> [Required task a]
From the records below, copy word for word the part that opens with the line containing "- like-count: 14.2K: [60, 759, 115, 782]" and closes with the line containing "- repost-count: 171: [330, 759, 366, 782]".

> [Quoted text]

-- BEGIN --

Born in 1583, Herbert of Cherbury entered University College, Oxford, in May 1596, married Mary Herbert in 1599, living at first in London but returning in 1605 to Montgomery where he was appointed magistrate and sheriff. In 1608 he made the first of many journeys to Europe which he describes so vividly in his Life, one of the earliest autobiographies in the English language. In 1619 he was appointed English ambassador at Paris and lived there in great state until his dismissal in 1624. Created lord Herbert of Cherbury in 1629, he seems to have been disappointed by the rewards which followed his services to the Crown. In the Civil War he remained neutral and refused repeated invitations to join the Royalist cause. His castle falling to the Parliamentarians, Herbert moved to London and died there 20 August 1648.
A handsome, vain, sensitive man, a bold and profound thinker, Edward Herbert was a strange mixture of philosopher and buffoon. His is a rich personality moulded by an age of transition from the activity of the Elizabethan age to the rationalism of the late Stuart period. His De Veritate, 1624, bridges the gulf between Renaissance thought and that of the modern age, and his writings on religion point the way to deism and to the liberal theology of a later period.

-- END --

Spatial layout entries:
-- BEGIN --

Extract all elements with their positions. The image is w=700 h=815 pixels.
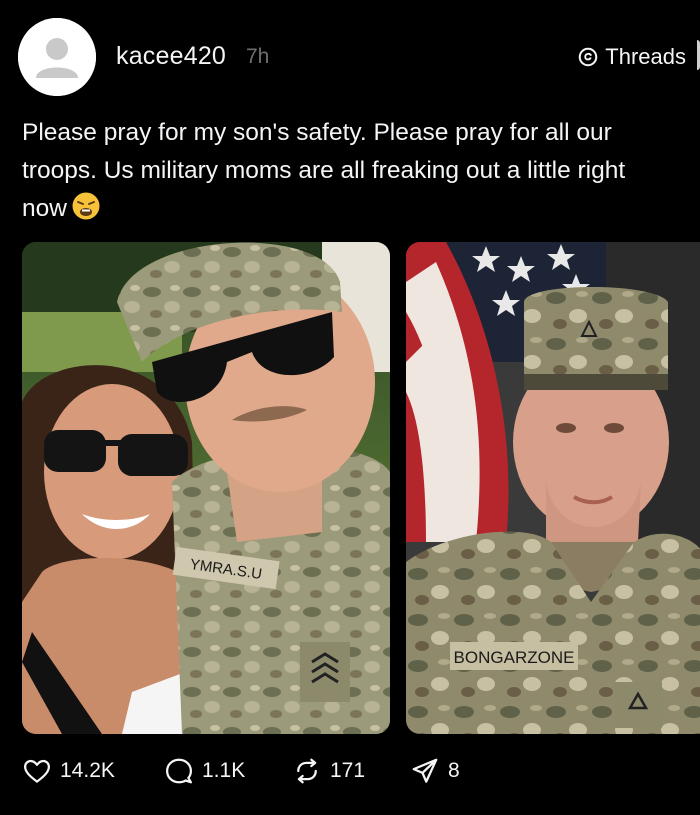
- like-count: 14.2K: [60, 759, 115, 782]
- threads-label: Threads: [605, 44, 686, 69]
- username[interactable]: kacee420: [116, 42, 226, 71]
- like-button[interactable]: 14.2K: [22, 756, 115, 786]
- post-time: 7h: [246, 45, 270, 68]
- post-photo-selfie[interactable]: YMRA.S.U: [22, 242, 390, 734]
- post-photo-portrait[interactable]: BONGARZONE: [406, 242, 700, 734]
- post-header: kacee420 7h Threads: [0, 0, 700, 110]
- user-avatar-icon[interactable]: [18, 18, 96, 96]
- post-actions: 14.2K 1.1K 171 8: [0, 756, 700, 796]
- share-count: 8: [448, 759, 460, 782]
- share-button[interactable]: 8: [410, 756, 460, 786]
- threads-badge[interactable]: Threads: [577, 44, 686, 70]
- post-text: Please pray for my son's safety. Please …: [22, 114, 662, 228]
- repost-count: 171: [330, 759, 366, 782]
- name-tape-2: BONGARZONE: [454, 648, 575, 667]
- post-body: Please pray for my son's safety. Please …: [22, 119, 626, 222]
- heart-icon: [24, 759, 50, 783]
- threads-logo-icon: [579, 47, 598, 67]
- repost-icon: [297, 758, 317, 784]
- comment-button[interactable]: 1.1K: [164, 756, 245, 786]
- scrollbar[interactable]: [692, 40, 700, 70]
- repost-button[interactable]: 171: [292, 756, 365, 786]
- comment-count: 1.1K: [202, 759, 246, 782]
- weary-face-emoji: [72, 192, 100, 220]
- send-icon: [412, 758, 438, 783]
- comment-icon: [166, 758, 192, 784]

-- END --

> [Required task b]
According to the text on Herbert of Cherbury, in what year was he appointed English ambassador at Paris?

> [Task answer a]
- like-count: 14.2K: [60, 759, 115, 782]
- threads-label: Threads: [605, 44, 686, 69]
- username[interactable]: kacee420: [116, 42, 226, 71]
- like-button[interactable]: 14.2K: [22, 756, 115, 786]
- post-time: 7h: [246, 45, 270, 68]
- post-photo-selfie[interactable]: YMRA.S.U: [22, 242, 390, 734]
- post-photo-portrait[interactable]: BONGARZONE: [406, 242, 700, 734]
- post-header: kacee420 7h Threads: [0, 0, 700, 110]
- user-avatar-icon[interactable]: [18, 18, 96, 96]
- post-actions: 14.2K 1.1K 171 8: [0, 756, 700, 796]
- share-count: 8: [448, 759, 460, 782]
- share-button[interactable]: 8: [410, 756, 460, 786]
- threads-badge[interactable]: Threads: [577, 44, 686, 70]
- post-text: Please pray for my son's safety. Please …: [22, 114, 662, 228]
- repost-count: 171: [330, 759, 366, 782]

> [Task answer b]
1619